«Ich bin Elena Kratter. Mich gibt es nur mit Prothese!»

(Schweiz am Wochenende / Bündner Zeitung)

Die 25-jährige Schwyzer Behindertensportlerin erlebt in Tokio ab Dienstag ihre Paralympics-Premiere mit Einsätzen über 100 m und im Weitsprung. Insgesamt kämpfen rund 4400 Athletinnen und Athleten aus 160 Nationen um die Medaillen.

Rainer Sommerhalder

Elena Kratter strahlt, als würden wir uns ewig kennen. Dabei hiess es im Vorfeld des Gesprächs, die junge Frau aus Vorderthal im Kanton Schwyz sei ein wenig scheu und in ihren Antworten zurück-haltend. Von wegen! Die 25-Jährige punktet mit ihrer Persönlichkeit und der offenen Art, mit Fragen umzugehen.

Eine Kostprobe? Politische Korrektheit bei den Formulierungen ist bezogen auf Paralympics-Teilnehmende eine heikle Sache. Wie soll man Athletinnen und Athleten im Rollstuhl oder mit Prothesen bezeichnen, ohne sie zu diskriminieren? Elena Kratter antwortet: «Schreiben Sie Behindertensportlerin. Alles andere wirkt erzwungen.»

Elena Kratter trägt am rechten Bein von oberhalb des Knies eine Prothese. Weil sie bei der Frühgeburt mit ihrer eineiigen Zwillingsschwester einen zu schwachen Herzkreislauf hatte, musste der Unterschenkel amputiert werden. Sie ist mit der Behinderung aufgewachsen, kennt es nicht anders. Sie hadert nicht. «Ich habe stets für alles eine Lösung gefunden», sagt sie. Die Beeinträchtigung habe ihr nie zu schaffen gemacht, und sie würde sich ihr Leben nicht anders wünschen. «Ich bin Elena Kratter. Mich gibt es nur mit Prothese!»
◇ ◇ ◇ ◇ ◇ ◇ ◇
Aufgabenstellung:
Kannst du aus dem Artikel über Elena Kratter oben den Abschnitt wortgetreu niederschreiben, der mit den Worten rund um „Elena Kratter strahlt, als“ einsetzt und mit „mit Fragen umzugehen.“ schließt?

Bereitgestellte Angaben:
◇ ◇ ◇ ◇ ◇ ◇ ◇
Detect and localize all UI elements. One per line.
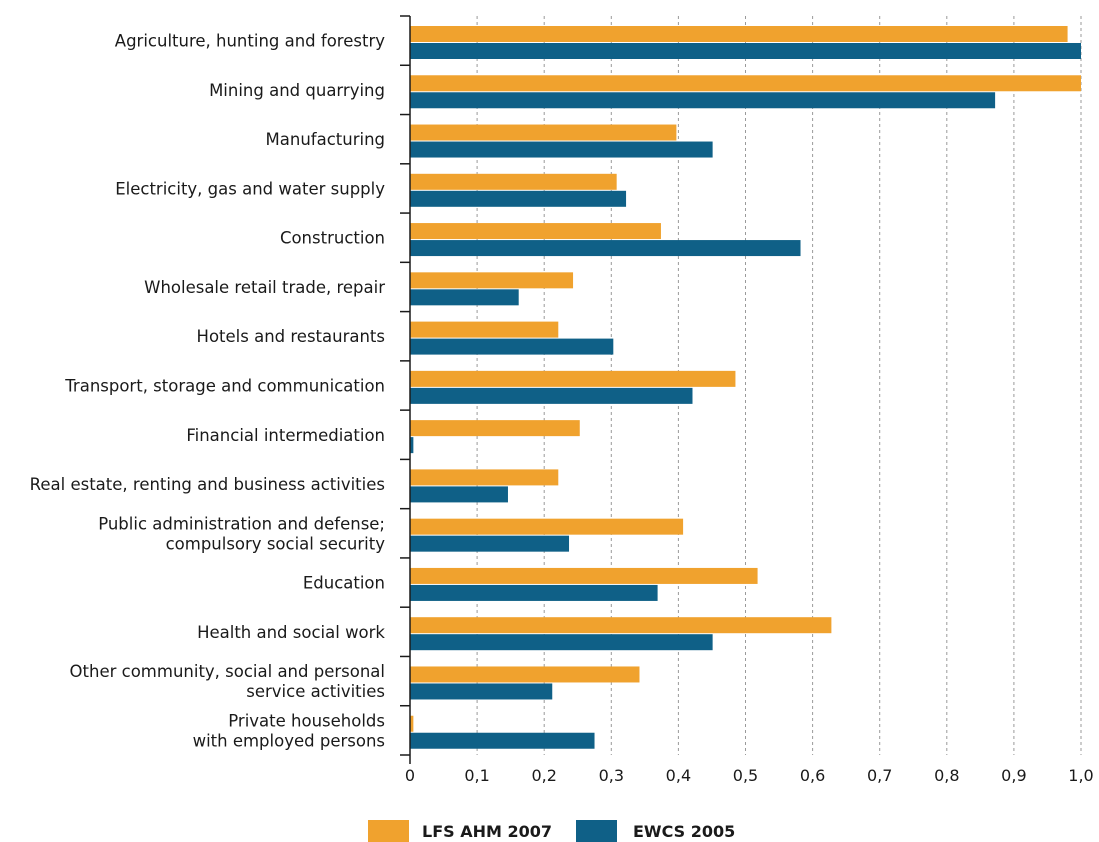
◇ ◇ ◇ ◇ ◇ ◇ ◇
Korrektes Ergebnis:
Elena Kratter strahlt, als würden wir uns ewig kennen. Dabei hiess es im Vorfeld des Gesprächs, die junge Frau aus Vorderthal im Kanton Schwyz sei ein wenig scheu und in ihren Antworten zurück-haltend. Von wegen! Die 25-Jährige punktet mit ihrer Persönlichkeit und der offenen Art, mit Fragen umzugehen.